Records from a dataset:
+++

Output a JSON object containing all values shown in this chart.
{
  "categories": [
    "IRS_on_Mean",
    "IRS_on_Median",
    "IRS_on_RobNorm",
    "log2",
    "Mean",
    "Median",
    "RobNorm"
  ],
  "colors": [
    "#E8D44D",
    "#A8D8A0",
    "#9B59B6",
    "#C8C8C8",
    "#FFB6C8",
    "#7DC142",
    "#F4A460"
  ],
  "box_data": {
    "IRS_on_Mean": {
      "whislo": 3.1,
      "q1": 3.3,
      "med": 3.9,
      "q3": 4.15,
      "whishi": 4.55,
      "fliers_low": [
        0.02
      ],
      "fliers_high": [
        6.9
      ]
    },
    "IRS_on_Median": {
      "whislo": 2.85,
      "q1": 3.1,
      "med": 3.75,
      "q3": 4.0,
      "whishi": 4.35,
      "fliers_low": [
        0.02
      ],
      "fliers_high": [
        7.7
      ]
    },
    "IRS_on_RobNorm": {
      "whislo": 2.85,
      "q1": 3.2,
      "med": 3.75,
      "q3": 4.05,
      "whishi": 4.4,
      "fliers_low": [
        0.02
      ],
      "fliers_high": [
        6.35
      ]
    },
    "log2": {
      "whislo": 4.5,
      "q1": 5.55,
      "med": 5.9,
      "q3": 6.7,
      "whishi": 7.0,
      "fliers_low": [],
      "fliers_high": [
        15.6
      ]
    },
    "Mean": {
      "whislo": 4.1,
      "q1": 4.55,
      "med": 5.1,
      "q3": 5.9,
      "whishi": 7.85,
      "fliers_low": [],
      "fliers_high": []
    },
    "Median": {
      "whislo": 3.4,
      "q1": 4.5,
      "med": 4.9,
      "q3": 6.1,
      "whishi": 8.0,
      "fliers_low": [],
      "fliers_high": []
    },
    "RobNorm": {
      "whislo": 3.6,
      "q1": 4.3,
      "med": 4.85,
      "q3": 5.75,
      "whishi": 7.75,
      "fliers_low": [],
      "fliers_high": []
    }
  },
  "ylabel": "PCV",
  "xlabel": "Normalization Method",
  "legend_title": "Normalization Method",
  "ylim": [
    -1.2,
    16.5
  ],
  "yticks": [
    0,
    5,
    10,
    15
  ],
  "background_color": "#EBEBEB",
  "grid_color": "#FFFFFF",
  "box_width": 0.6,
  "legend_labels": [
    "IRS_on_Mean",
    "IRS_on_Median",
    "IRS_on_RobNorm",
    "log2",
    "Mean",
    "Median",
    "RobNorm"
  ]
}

+++

Task to complete: Restate each entry exactly, skipping none.

Answer:
Output a JSON object containing all values shown in this chart.
{
  "categories": [
    "IRS_on_Mean",
    "IRS_on_Median",
    "IRS_on_RobNorm",
    "log2",
    "Mean",
    "Median",
    "RobNorm"
  ],
  "colors": [
    "#E8D44D",
    "#A8D8A0",
    "#9B59B6",
    "#C8C8C8",
    "#FFB6C8",
    "#7DC142",
    "#F4A460"
  ],
  "box_data": {
    "IRS_on_Mean": {
      "whislo": 3.1,
      "q1": 3.3,
      "med": 3.9,
      "q3": 4.15,
      "whishi": 4.55,
      "fliers_low": [
        0.02
      ],
      "fliers_high": [
        6.9
      ]
    },
    "IRS_on_Median": {
      "whislo": 2.85,
      "q1": 3.1,
      "med": 3.75,
      "q3": 4.0,
      "whishi": 4.35,
      "fliers_low": [
        0.02
      ],
      "fliers_high": [
        7.7
      ]
    },
    "IRS_on_RobNorm": {
      "whislo": 2.85,
      "q1": 3.2,
      "med": 3.75,
      "q3": 4.05,
      "whishi": 4.4,
      "fliers_low": [
        0.02
      ],
      "fliers_high": [
        6.35
      ]
    },
    "log2": {
      "whislo": 4.5,
      "q1": 5.55,
      "med": 5.9,
      "q3": 6.7,
      "whishi": 7.0,
      "fliers_low": [],
      "fliers_high": [
        15.6
      ]
    },
    "Mean": {
      "whislo": 4.1,
      "q1": 4.55,
      "med": 5.1,
      "q3": 5.9,
      "whishi": 7.85,
      "fliers_low": [],
      "fliers_high": []
    },
    "Median": {
      "whislo": 3.4,
      "q1": 4.5,
      "med": 4.9,
      "q3": 6.1,
      "whishi": 8.0,
      "fliers_low": [],
      "fliers_high": []
    },
    "RobNorm": {
      "whislo": 3.6,
      "q1": 4.3,
      "med": 4.85,
      "q3": 5.75,
      "whishi": 7.75,
      "fliers_low": [],
      "fliers_high": []
    }
  },
  "ylabel": "PCV",
  "xlabel": "Normalization Method",
  "legend_title": "Normalization Method",
  "ylim": [
    -1.2,
    16.5
  ],
  "yticks": [
    0,
    5,
    10,
    15
  ],
  "background_color": "#EBEBEB",
  "grid_color": "#FFFFFF",
  "box_width": 0.6,
  "legend_labels": [
    "IRS_on_Mean",
    "IRS_on_Median",
    "IRS_on_RobNorm",
    "log2",
    "Mean",
    "Median",
    "RobNorm"
  ]
}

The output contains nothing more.